* BEGIN ENTRIES *

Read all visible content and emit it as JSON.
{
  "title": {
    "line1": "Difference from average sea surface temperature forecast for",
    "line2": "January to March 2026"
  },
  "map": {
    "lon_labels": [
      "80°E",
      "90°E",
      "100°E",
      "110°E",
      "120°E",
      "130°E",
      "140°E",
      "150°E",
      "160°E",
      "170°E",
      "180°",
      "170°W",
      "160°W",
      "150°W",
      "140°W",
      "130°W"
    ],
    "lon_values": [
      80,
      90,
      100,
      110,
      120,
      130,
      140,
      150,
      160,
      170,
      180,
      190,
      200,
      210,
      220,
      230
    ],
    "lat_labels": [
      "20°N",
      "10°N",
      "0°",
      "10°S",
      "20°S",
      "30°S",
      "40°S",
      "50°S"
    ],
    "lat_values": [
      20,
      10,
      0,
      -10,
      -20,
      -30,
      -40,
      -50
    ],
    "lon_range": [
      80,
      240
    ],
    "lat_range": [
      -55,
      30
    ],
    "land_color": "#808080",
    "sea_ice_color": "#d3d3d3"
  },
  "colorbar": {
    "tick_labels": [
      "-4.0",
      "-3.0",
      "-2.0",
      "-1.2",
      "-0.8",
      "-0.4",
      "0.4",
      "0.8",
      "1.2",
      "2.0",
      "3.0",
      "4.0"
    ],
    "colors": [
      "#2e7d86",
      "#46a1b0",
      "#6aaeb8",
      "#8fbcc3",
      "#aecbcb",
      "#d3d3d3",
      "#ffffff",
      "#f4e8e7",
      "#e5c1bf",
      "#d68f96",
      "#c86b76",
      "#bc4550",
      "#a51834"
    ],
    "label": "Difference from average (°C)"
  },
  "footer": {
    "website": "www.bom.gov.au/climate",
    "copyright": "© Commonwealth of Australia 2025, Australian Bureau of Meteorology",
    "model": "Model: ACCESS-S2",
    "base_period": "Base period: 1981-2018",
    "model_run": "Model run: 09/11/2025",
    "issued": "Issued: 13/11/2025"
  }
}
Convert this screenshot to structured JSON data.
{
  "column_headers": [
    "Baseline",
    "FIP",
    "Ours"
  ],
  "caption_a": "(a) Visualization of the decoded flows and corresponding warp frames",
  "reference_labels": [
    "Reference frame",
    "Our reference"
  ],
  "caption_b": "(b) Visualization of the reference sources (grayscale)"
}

* END ENTRIES *

Starting from the line containing "Convert this screenshot", repeat each line through the end of the entries, exactly.

* [PROBLEM SOLUTION]:
Convert this screenshot to structured JSON data.
{
  "column_headers": [
    "Baseline",
    "FIP",
    "Ours"
  ],
  "caption_a": "(a) Visualization of the decoded flows and corresponding warp frames",
  "reference_labels": [
    "Reference frame",
    "Our reference"
  ],
  "caption_b": "(b) Visualization of the reference sources (grayscale)"
}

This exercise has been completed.